▶ ABOUT THIS EXERCISE: A complete response lists each line of the data below that includes the word "name".

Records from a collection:
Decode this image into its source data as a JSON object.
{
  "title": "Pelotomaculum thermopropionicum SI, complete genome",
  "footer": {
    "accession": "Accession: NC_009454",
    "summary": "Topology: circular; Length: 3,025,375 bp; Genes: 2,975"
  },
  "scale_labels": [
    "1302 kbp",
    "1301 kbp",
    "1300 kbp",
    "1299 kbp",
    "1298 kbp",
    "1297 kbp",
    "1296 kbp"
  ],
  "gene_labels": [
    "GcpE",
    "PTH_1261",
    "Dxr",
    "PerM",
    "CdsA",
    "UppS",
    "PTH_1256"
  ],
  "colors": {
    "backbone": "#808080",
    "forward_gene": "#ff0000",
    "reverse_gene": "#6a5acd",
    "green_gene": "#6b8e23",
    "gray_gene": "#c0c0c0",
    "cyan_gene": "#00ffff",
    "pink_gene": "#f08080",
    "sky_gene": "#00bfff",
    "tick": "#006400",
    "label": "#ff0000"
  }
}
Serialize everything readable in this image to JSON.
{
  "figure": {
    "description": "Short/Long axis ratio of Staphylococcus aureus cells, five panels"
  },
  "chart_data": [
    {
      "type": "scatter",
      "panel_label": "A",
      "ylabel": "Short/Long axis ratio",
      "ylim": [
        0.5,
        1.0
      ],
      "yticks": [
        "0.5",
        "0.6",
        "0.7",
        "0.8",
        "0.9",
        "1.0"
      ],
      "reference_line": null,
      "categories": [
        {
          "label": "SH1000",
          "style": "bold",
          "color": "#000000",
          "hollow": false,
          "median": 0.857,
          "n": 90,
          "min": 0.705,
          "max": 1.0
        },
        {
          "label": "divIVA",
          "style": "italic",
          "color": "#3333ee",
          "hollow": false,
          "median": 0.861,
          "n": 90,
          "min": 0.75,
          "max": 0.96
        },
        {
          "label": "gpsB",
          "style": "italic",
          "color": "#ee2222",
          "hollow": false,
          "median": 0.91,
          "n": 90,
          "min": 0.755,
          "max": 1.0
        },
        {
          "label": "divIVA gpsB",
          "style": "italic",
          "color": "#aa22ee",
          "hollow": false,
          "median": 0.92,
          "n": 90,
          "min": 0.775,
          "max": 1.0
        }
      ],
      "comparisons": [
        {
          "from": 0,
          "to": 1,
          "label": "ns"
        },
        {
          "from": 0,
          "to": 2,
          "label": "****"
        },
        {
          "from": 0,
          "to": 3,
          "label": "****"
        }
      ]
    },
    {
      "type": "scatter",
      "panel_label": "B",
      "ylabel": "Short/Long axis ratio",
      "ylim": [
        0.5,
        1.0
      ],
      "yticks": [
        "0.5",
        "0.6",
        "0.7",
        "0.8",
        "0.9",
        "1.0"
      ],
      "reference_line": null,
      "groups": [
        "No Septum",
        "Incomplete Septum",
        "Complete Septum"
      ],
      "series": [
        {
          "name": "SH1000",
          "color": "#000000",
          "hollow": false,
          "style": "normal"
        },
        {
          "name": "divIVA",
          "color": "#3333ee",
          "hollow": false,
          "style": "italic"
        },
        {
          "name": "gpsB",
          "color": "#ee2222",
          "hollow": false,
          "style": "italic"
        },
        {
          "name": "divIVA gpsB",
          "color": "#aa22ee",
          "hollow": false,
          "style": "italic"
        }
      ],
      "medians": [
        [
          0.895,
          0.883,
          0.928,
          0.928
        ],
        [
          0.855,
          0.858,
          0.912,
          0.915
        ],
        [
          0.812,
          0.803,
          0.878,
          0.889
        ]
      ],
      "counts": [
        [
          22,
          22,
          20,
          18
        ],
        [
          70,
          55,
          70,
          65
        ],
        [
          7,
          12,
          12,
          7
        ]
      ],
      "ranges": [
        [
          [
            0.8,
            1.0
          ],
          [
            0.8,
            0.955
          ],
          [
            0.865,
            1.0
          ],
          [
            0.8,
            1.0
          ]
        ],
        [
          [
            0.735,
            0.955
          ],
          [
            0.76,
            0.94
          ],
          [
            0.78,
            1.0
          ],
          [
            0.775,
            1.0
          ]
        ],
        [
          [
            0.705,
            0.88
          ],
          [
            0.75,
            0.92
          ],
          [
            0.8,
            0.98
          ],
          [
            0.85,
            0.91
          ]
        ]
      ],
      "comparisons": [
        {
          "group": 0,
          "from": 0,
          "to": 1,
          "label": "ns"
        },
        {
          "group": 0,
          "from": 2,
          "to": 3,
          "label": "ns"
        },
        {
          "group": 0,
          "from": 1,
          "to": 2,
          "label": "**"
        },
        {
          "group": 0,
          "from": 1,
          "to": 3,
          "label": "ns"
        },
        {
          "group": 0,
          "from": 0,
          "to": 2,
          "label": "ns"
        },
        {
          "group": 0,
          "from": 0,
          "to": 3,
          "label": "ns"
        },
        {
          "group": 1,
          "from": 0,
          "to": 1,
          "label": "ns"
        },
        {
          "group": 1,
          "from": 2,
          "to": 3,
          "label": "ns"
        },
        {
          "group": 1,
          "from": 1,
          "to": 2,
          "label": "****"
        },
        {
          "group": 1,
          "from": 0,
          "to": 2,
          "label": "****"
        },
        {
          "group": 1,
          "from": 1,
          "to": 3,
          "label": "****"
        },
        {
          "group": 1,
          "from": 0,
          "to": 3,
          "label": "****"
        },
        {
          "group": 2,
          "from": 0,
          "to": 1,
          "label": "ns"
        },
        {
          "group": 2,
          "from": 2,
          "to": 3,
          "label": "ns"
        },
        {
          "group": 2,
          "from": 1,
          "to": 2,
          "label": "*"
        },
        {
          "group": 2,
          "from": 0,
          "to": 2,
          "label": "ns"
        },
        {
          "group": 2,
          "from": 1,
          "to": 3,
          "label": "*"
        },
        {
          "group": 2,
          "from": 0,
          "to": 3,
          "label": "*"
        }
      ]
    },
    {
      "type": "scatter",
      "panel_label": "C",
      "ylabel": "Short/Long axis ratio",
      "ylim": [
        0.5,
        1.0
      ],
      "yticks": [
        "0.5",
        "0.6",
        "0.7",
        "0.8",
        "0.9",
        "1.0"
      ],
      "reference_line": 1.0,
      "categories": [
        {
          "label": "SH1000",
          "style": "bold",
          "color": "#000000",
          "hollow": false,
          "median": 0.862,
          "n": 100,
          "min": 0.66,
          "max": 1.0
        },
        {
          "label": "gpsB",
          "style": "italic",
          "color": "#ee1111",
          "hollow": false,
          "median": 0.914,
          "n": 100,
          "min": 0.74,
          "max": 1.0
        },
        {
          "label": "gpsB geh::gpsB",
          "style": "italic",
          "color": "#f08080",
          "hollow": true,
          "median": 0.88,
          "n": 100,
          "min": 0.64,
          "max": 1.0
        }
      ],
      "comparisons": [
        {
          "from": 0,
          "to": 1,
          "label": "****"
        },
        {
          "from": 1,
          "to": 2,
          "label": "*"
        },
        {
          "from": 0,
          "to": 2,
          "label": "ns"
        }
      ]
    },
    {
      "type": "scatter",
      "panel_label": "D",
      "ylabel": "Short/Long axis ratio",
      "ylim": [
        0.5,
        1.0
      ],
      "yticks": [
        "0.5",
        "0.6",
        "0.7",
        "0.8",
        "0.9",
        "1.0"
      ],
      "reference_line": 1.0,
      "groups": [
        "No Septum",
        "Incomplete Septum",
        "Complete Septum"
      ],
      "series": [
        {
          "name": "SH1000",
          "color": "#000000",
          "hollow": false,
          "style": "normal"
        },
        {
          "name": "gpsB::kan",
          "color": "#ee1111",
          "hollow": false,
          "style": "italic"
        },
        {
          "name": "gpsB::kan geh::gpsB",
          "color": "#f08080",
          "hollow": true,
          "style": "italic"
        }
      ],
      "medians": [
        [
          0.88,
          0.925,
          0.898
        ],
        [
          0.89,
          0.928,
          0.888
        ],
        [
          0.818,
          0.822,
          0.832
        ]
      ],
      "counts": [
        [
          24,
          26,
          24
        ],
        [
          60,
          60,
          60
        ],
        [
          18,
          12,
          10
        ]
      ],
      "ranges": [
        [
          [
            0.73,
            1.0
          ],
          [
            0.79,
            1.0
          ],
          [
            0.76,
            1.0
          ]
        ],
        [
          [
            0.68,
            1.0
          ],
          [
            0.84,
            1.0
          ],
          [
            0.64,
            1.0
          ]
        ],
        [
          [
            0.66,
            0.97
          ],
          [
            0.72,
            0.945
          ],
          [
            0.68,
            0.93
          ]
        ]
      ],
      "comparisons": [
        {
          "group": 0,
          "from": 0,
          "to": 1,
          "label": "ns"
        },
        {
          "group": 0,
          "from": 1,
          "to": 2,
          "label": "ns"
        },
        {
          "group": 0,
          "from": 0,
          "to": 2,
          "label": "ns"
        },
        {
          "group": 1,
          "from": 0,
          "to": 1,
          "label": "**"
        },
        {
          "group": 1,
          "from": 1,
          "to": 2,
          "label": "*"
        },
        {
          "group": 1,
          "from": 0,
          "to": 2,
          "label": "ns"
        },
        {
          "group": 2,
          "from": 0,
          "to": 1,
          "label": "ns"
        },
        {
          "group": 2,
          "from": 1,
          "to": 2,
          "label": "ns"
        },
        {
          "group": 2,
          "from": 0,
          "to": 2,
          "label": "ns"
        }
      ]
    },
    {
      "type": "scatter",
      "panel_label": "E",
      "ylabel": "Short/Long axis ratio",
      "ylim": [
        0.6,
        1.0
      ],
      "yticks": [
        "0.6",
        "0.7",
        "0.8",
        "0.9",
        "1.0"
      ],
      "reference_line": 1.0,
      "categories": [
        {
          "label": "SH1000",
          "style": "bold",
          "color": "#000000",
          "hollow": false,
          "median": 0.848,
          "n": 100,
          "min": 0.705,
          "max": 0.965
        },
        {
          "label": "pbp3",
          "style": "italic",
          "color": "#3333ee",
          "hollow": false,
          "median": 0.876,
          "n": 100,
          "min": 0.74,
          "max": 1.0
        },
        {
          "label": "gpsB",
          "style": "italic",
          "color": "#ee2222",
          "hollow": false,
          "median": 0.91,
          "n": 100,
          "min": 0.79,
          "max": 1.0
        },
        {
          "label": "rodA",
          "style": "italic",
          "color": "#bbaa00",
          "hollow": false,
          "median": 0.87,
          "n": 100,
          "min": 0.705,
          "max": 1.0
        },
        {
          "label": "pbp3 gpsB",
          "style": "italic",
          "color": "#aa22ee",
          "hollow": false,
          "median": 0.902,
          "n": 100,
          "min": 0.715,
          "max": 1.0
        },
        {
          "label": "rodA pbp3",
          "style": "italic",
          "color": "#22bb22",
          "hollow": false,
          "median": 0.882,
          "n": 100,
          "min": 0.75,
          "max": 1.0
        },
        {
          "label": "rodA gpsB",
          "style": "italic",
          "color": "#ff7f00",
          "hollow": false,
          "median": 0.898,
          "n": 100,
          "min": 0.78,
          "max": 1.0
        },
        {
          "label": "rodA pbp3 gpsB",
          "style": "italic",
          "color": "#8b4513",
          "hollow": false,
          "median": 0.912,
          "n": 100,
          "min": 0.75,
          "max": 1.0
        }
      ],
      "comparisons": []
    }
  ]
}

▶ SOLVED PROBLEM:
          "name": "SH1000",
          "name": "divIVA",
          "name": "gpsB",
          "name": "divIVA gpsB",
          "name": "SH1000",
          "name": "gpsB::kan",
          "name": "gpsB::kan geh::gpsB",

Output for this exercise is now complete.